[Annotated element entries]
────

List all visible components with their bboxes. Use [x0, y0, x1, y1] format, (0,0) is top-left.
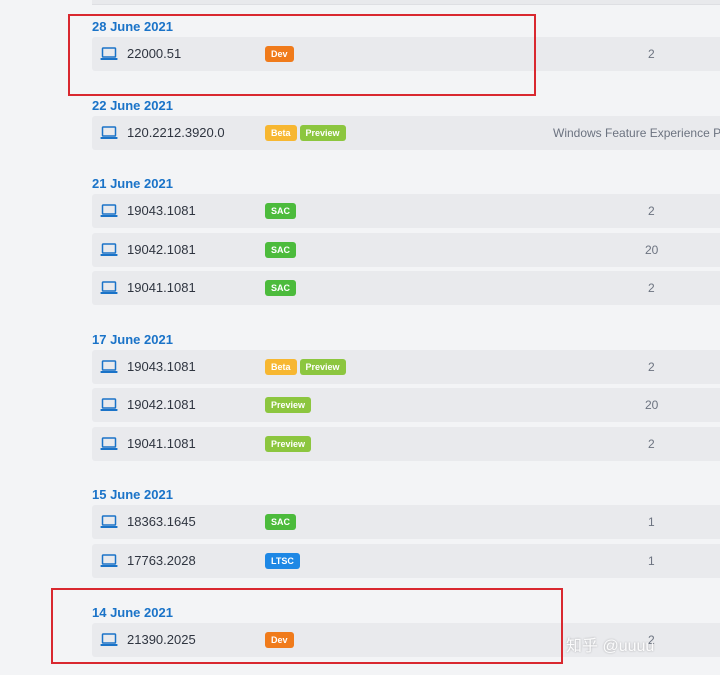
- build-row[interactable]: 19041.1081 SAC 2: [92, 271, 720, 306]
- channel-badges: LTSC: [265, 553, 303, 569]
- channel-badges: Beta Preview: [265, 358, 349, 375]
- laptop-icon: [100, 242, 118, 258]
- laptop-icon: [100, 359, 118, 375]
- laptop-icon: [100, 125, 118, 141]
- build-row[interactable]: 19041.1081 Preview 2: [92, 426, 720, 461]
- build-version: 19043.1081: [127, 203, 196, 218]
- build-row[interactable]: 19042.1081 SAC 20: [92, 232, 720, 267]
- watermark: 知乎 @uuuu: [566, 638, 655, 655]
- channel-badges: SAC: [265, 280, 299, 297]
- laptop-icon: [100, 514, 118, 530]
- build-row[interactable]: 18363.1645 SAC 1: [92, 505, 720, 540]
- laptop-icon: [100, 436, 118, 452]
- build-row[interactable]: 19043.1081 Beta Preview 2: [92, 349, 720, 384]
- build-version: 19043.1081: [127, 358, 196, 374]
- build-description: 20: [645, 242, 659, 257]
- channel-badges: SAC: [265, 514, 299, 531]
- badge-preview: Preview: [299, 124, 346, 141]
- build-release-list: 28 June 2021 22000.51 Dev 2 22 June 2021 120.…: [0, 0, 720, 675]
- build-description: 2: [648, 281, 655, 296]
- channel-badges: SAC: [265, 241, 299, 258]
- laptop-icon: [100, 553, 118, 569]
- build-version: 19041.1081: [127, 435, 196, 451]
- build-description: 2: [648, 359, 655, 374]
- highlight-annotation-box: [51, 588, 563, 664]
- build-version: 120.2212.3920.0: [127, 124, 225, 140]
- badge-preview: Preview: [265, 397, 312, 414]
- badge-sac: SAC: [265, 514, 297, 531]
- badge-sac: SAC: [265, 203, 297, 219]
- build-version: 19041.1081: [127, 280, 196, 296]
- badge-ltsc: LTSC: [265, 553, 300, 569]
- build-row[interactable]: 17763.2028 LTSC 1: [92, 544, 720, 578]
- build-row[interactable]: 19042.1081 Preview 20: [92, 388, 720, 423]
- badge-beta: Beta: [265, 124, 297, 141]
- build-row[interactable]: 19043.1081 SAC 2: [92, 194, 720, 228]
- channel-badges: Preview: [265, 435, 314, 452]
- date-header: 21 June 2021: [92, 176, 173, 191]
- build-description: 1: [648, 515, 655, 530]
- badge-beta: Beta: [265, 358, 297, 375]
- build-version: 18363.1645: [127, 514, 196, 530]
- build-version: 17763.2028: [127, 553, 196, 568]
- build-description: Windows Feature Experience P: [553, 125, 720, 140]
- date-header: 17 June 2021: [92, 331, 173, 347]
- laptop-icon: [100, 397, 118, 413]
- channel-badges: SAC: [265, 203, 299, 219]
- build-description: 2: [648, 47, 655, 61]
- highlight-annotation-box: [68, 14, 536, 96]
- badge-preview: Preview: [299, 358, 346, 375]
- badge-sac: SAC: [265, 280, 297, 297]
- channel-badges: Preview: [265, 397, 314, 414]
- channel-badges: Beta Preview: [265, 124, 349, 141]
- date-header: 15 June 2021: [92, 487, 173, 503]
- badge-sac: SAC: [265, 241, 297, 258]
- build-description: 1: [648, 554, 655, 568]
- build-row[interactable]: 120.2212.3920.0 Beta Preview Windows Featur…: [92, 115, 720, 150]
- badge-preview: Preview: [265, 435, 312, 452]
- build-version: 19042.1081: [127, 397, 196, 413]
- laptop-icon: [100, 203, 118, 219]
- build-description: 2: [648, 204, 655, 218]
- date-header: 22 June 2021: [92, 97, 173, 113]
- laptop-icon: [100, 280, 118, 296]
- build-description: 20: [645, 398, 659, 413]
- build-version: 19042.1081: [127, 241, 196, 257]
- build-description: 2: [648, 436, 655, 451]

────

Print the records above line for line without changing anything, and leave out the pictures.

List all visible components with their bboxes. Use [x0, y0, x1, y1] format, (0,0) is top-left.
- build-row[interactable]: 19041.1081 SAC 2: [92, 271, 720, 306]
- channel-badges: LTSC: [265, 553, 303, 569]
- channel-badges: Beta Preview: [265, 358, 349, 375]
- laptop-icon: [100, 242, 118, 258]
- laptop-icon: [100, 359, 118, 375]
- laptop-icon: [100, 125, 118, 141]
- build-row[interactable]: 19041.1081 Preview 2: [92, 426, 720, 461]
- build-version: 19043.1081: [127, 203, 196, 218]
- build-row[interactable]: 19042.1081 SAC 20: [92, 232, 720, 267]
- watermark: 知乎 @uuuu: [566, 638, 655, 655]
- channel-badges: SAC: [265, 280, 299, 297]
- laptop-icon: [100, 514, 118, 530]
- build-row[interactable]: 18363.1645 SAC 1: [92, 505, 720, 540]
- laptop-icon: [100, 436, 118, 452]
- build-row[interactable]: 19043.1081 Beta Preview 2: [92, 349, 720, 384]
- build-version: 19043.1081: [127, 358, 196, 374]
- build-description: 20: [645, 242, 659, 257]
- channel-badges: SAC: [265, 514, 299, 531]
- badge-preview: Preview: [299, 124, 346, 141]
- build-release-list: 28 June 2021 22000.51 Dev 2 22 June 2021 120.…: [0, 0, 720, 675]
- build-description: 2: [648, 281, 655, 296]
- channel-badges: SAC: [265, 241, 299, 258]
- laptop-icon: [100, 553, 118, 569]
- build-version: 19041.1081: [127, 435, 196, 451]
- build-description: 2: [648, 359, 655, 374]
- highlight-annotation-box: [51, 588, 563, 664]
- build-version: 120.2212.3920.0: [127, 124, 225, 140]
- badge-preview: Preview: [265, 397, 312, 414]
- badge-sac: SAC: [265, 514, 297, 531]
- badge-sac: SAC: [265, 203, 297, 219]
- build-version: 19041.1081: [127, 280, 196, 296]
- badge-ltsc: LTSC: [265, 553, 300, 569]
- build-row[interactable]: 17763.2028 LTSC 1: [92, 544, 720, 578]
- build-row[interactable]: 19042.1081 Preview 20: [92, 388, 720, 423]
- badge-beta: Beta: [265, 124, 297, 141]
- build-row[interactable]: 19043.1081 SAC 2: [92, 194, 720, 228]
- channel-badges: Preview: [265, 435, 314, 452]
- date-header: 21 June 2021: [92, 176, 173, 191]
- build-description: 1: [648, 515, 655, 530]
- badge-beta: Beta: [265, 358, 297, 375]
- build-version: 18363.1645: [127, 514, 196, 530]
- build-version: 17763.2028: [127, 553, 196, 568]
- build-description: Windows Feature Experience P: [553, 125, 720, 140]
- date-header: 17 June 2021: [92, 331, 173, 347]
- laptop-icon: [100, 397, 118, 413]
- channel-badges: SAC: [265, 203, 299, 219]
- build-description: 2: [648, 47, 655, 61]
- highlight-annotation-box: [68, 14, 536, 96]
- badge-preview: Preview: [299, 358, 346, 375]
- badge-sac: SAC: [265, 280, 297, 297]
- channel-badges: Preview: [265, 397, 314, 414]
- channel-badges: Beta Preview: [265, 124, 349, 141]
- date-header: 15 June 2021: [92, 487, 173, 503]
- badge-sac: SAC: [265, 241, 297, 258]
- build-description: 1: [648, 554, 655, 568]
- build-row[interactable]: 120.2212.3920.0 Beta Preview Windows Featur…: [92, 115, 720, 150]
- badge-preview: Preview: [265, 435, 312, 452]
- build-version: 19042.1081: [127, 397, 196, 413]
- laptop-icon: [100, 203, 118, 219]
- build-description: 2: [648, 204, 655, 218]
- date-header: 22 June 2021: [92, 97, 173, 113]
- laptop-icon: [100, 280, 118, 296]
- build-description: 20: [645, 398, 659, 413]
- build-version: 19042.1081: [127, 241, 196, 257]
- build-description: 2: [648, 436, 655, 451]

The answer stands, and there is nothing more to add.